■ Stored data ■
______________________________

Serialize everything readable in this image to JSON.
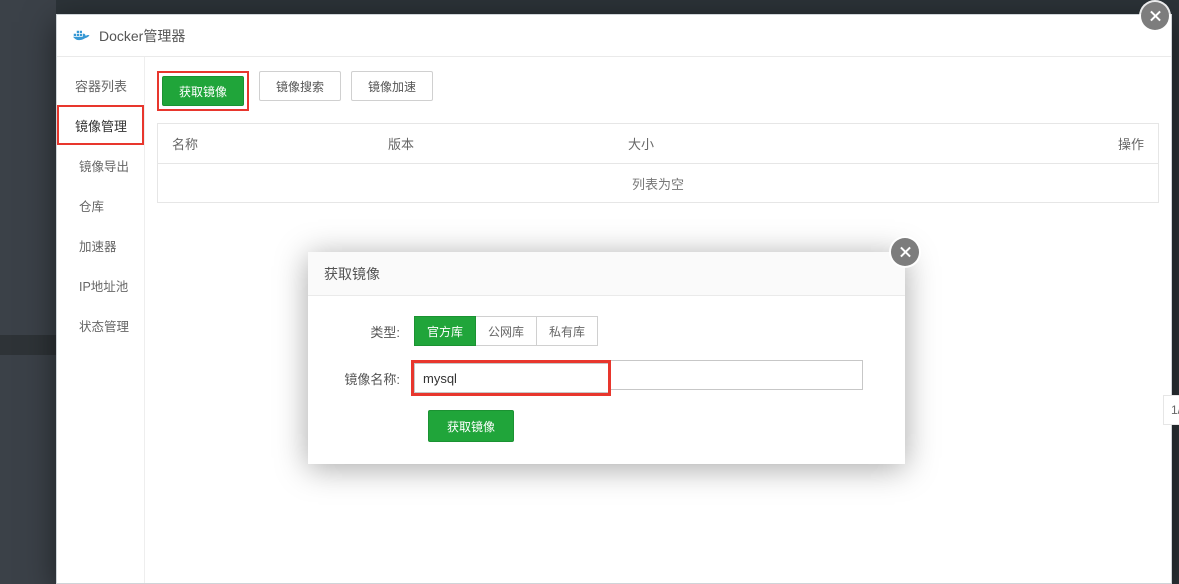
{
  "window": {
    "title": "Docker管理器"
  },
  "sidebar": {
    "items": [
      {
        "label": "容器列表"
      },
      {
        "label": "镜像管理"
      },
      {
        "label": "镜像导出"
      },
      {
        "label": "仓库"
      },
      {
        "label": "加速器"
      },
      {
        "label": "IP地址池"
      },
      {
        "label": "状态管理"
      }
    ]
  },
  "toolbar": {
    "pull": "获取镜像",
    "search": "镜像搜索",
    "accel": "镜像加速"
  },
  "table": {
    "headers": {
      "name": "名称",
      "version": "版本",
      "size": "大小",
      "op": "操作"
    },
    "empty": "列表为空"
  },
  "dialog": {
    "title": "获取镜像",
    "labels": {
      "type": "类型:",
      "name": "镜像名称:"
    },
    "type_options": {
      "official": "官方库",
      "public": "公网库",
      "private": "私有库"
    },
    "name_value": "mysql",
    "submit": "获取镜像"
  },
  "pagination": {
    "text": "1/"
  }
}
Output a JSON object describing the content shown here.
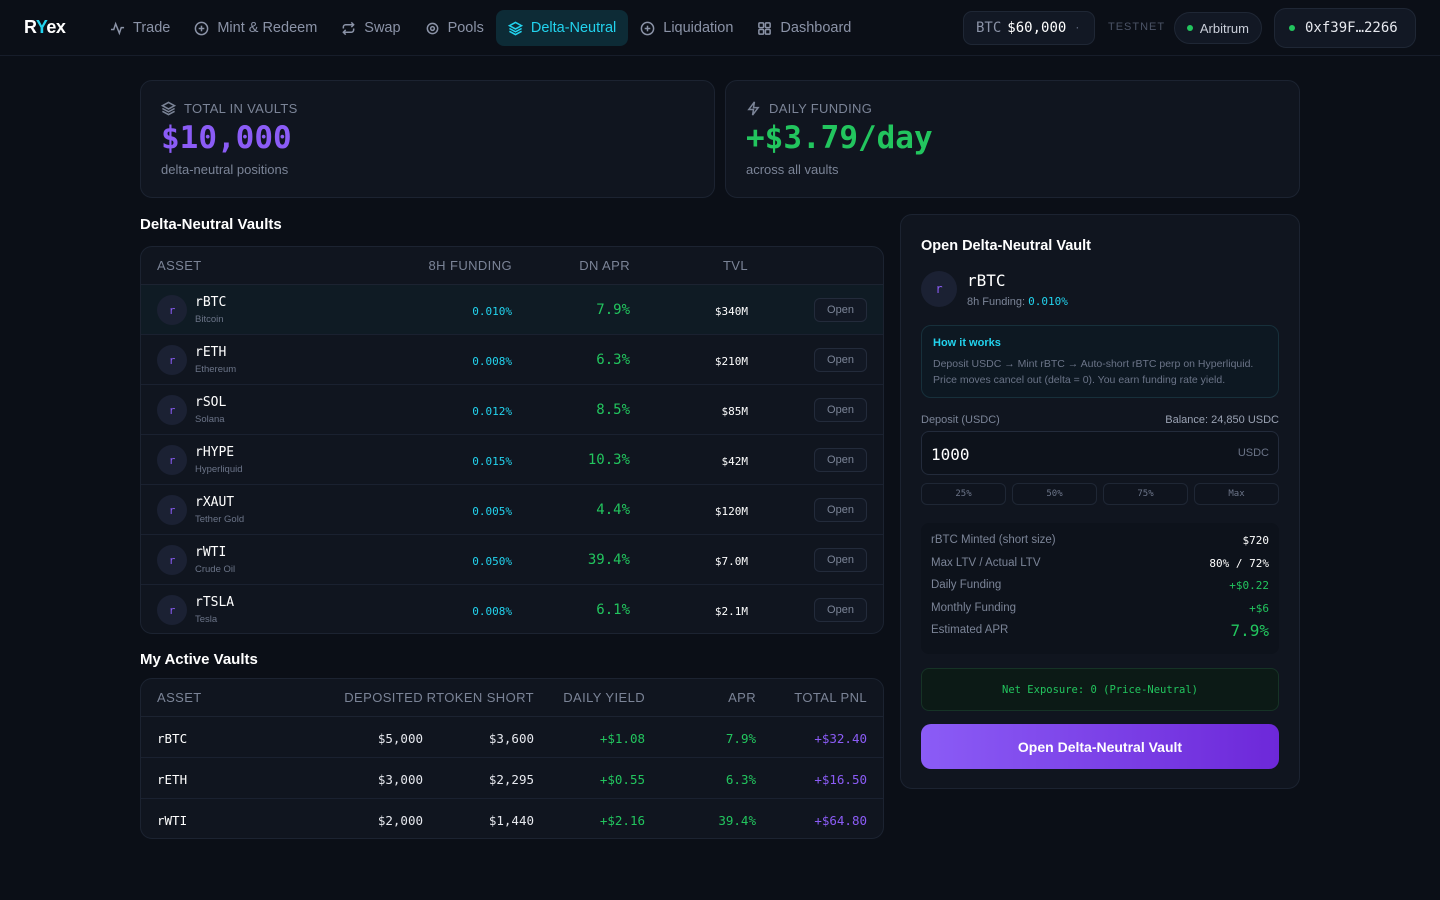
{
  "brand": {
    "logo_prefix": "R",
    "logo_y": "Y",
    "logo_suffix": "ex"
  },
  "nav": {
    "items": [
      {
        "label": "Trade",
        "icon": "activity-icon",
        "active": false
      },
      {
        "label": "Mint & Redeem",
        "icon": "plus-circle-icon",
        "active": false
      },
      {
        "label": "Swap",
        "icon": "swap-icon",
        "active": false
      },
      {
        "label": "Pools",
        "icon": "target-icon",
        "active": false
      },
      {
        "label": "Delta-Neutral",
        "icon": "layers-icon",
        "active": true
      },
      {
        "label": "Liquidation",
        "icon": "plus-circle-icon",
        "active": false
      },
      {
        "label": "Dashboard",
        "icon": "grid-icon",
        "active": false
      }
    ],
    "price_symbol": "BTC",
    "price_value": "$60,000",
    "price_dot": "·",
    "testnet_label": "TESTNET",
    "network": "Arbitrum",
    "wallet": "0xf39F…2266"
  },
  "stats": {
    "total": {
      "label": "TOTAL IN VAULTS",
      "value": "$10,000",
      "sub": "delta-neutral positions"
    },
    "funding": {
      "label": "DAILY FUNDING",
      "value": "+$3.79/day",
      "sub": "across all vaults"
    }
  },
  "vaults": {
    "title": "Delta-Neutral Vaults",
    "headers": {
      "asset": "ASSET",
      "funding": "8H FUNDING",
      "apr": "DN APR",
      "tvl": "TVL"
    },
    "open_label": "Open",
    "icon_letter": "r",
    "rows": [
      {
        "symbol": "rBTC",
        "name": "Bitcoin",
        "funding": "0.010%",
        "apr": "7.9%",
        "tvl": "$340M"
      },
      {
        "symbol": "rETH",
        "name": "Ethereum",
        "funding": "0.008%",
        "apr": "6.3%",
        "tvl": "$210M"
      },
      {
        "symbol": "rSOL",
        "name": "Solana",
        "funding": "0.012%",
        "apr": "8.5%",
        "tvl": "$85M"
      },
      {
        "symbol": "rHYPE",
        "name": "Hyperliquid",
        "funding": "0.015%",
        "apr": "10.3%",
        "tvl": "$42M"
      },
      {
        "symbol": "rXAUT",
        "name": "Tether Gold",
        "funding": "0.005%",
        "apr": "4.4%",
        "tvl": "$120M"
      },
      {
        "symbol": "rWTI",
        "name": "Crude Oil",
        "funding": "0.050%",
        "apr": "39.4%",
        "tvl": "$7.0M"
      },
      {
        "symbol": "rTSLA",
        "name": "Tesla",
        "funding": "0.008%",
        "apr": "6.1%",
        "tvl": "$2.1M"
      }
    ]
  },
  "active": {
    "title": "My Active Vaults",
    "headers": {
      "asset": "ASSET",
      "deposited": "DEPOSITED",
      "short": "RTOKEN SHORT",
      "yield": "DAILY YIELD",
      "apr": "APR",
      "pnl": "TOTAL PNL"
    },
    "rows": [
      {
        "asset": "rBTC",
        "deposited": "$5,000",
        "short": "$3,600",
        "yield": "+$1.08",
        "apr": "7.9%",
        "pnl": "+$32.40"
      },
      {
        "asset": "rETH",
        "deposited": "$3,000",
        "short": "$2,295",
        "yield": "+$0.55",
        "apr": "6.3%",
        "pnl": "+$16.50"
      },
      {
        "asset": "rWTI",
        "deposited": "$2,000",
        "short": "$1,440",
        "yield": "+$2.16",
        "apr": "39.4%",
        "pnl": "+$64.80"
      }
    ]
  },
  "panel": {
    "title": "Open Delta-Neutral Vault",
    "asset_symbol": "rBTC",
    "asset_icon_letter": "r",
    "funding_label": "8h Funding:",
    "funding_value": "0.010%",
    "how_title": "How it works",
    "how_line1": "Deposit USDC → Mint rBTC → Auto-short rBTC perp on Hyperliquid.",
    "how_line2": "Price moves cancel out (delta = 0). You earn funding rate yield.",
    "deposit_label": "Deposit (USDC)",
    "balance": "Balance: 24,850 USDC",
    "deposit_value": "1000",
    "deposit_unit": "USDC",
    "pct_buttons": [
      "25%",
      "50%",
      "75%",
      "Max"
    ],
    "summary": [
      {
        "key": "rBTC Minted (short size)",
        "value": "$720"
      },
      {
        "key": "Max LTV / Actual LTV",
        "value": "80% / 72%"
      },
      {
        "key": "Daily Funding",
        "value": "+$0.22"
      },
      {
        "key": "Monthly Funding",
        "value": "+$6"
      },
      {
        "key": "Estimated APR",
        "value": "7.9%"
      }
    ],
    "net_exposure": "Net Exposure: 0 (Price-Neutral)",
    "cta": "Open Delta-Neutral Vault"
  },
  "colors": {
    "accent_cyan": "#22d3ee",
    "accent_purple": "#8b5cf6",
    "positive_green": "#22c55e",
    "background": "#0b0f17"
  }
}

______________________________

■ What the exercise asks ■
Your copy of the data above should match it exactly, except that pictures are left out.

■ Exercise result ■
Serialize everything readable in this image to JSON.
{
  "window": {
    "title": "Docker管理器"
  },
  "sidebar": {
    "items": [
      {
        "label": "容器列表"
      },
      {
        "label": "镜像管理"
      },
      {
        "label": "镜像导出"
      },
      {
        "label": "仓库"
      },
      {
        "label": "加速器"
      },
      {
        "label": "IP地址池"
      },
      {
        "label": "状态管理"
      }
    ]
  },
  "toolbar": {
    "pull": "获取镜像",
    "search": "镜像搜索",
    "accel": "镜像加速"
  },
  "table": {
    "headers": {
      "name": "名称",
      "version": "版本",
      "size": "大小",
      "op": "操作"
    },
    "empty": "列表为空"
  },
  "dialog": {
    "title": "获取镜像",
    "labels": {
      "type": "类型:",
      "name": "镜像名称:"
    },
    "type_options": {
      "official": "官方库",
      "public": "公网库",
      "private": "私有库"
    },
    "name_value": "mysql",
    "submit": "获取镜像"
  },
  "pagination": {
    "text": "1/"
  }
}
Output a JSON object describing the content shown here.
{
  "brand": {
    "logo_prefix": "R",
    "logo_y": "Y",
    "logo_suffix": "ex"
  },
  "nav": {
    "items": [
      {
        "label": "Trade",
        "icon": "activity-icon",
        "active": false
      },
      {
        "label": "Mint & Redeem",
        "icon": "plus-circle-icon",
        "active": false
      },
      {
        "label": "Swap",
        "icon": "swap-icon",
        "active": false
      },
      {
        "label": "Pools",
        "icon": "target-icon",
        "active": false
      },
      {
        "label": "Delta-Neutral",
        "icon": "layers-icon",
        "active": true
      },
      {
        "label": "Liquidation",
        "icon": "plus-circle-icon",
        "active": false
      },
      {
        "label": "Dashboard",
        "icon": "grid-icon",
        "active": false
      }
    ],
    "price_symbol": "BTC",
    "price_value": "$60,000",
    "price_dot": "·",
    "testnet_label": "TESTNET",
    "network": "Arbitrum",
    "wallet": "0xf39F…2266"
  },
  "stats": {
    "total": {
      "label": "TOTAL IN VAULTS",
      "value": "$10,000",
      "sub": "delta-neutral positions"
    },
    "funding": {
      "label": "DAILY FUNDING",
      "value": "+$3.79/day",
      "sub": "across all vaults"
    }
  },
  "vaults": {
    "title": "Delta-Neutral Vaults",
    "headers": {
      "asset": "ASSET",
      "funding": "8H FUNDING",
      "apr": "DN APR",
      "tvl": "TVL"
    },
    "open_label": "Open",
    "icon_letter": "r",
    "rows": [
      {
        "symbol": "rBTC",
        "name": "Bitcoin",
        "funding": "0.010%",
        "apr": "7.9%",
        "tvl": "$340M"
      },
      {
        "symbol": "rETH",
        "name": "Ethereum",
        "funding": "0.008%",
        "apr": "6.3%",
        "tvl": "$210M"
      },
      {
        "symbol": "rSOL",
        "name": "Solana",
        "funding": "0.012%",
        "apr": "8.5%",
        "tvl": "$85M"
      },
      {
        "symbol": "rHYPE",
        "name": "Hyperliquid",
        "funding": "0.015%",
        "apr": "10.3%",
        "tvl": "$42M"
      },
      {
        "symbol": "rXAUT",
        "name": "Tether Gold",
        "funding": "0.005%",
        "apr": "4.4%",
        "tvl": "$120M"
      },
      {
        "symbol": "rWTI",
        "name": "Crude Oil",
        "funding": "0.050%",
        "apr": "39.4%",
        "tvl": "$7.0M"
      },
      {
        "symbol": "rTSLA",
        "name": "Tesla",
        "funding": "0.008%",
        "apr": "6.1%",
        "tvl": "$2.1M"
      }
    ]
  },
  "active": {
    "title": "My Active Vaults",
    "headers": {
      "asset": "ASSET",
      "deposited": "DEPOSITED",
      "short": "RTOKEN SHORT",
      "yield": "DAILY YIELD",
      "apr": "APR",
      "pnl": "TOTAL PNL"
    },
    "rows": [
      {
        "asset": "rBTC",
        "deposited": "$5,000",
        "short": "$3,600",
        "yield": "+$1.08",
        "apr": "7.9%",
        "pnl": "+$32.40"
      },
      {
        "asset": "rETH",
        "deposited": "$3,000",
        "short": "$2,295",
        "yield": "+$0.55",
        "apr": "6.3%",
        "pnl": "+$16.50"
      },
      {
        "asset": "rWTI",
        "deposited": "$2,000",
        "short": "$1,440",
        "yield": "+$2.16",
        "apr": "39.4%",
        "pnl": "+$64.80"
      }
    ]
  },
  "panel": {
    "title": "Open Delta-Neutral Vault",
    "asset_symbol": "rBTC",
    "asset_icon_letter": "r",
    "funding_label": "8h Funding:",
    "funding_value": "0.010%",
    "how_title": "How it works",
    "how_line1": "Deposit USDC → Mint rBTC → Auto-short rBTC perp on Hyperliquid.",
    "how_line2": "Price moves cancel out (delta = 0). You earn funding rate yield.",
    "deposit_label": "Deposit (USDC)",
    "balance": "Balance: 24,850 USDC",
    "deposit_value": "1000",
    "deposit_unit": "USDC",
    "pct_buttons": [
      "25%",
      "50%",
      "75%",
      "Max"
    ],
    "summary": [
      {
        "key": "rBTC Minted (short size)",
        "value": "$720"
      },
      {
        "key": "Max LTV / Actual LTV",
        "value": "80% / 72%"
      },
      {
        "key": "Daily Funding",
        "value": "+$0.22"
      },
      {
        "key": "Monthly Funding",
        "value": "+$6"
      },
      {
        "key": "Estimated APR",
        "value": "7.9%"
      }
    ],
    "net_exposure": "Net Exposure: 0 (Price-Neutral)",
    "cta": "Open Delta-Neutral Vault"
  },
  "colors": {
    "accent_cyan": "#22d3ee",
    "accent_purple": "#8b5cf6",
    "positive_green": "#22c55e",
    "background": "#0b0f17"
  }
}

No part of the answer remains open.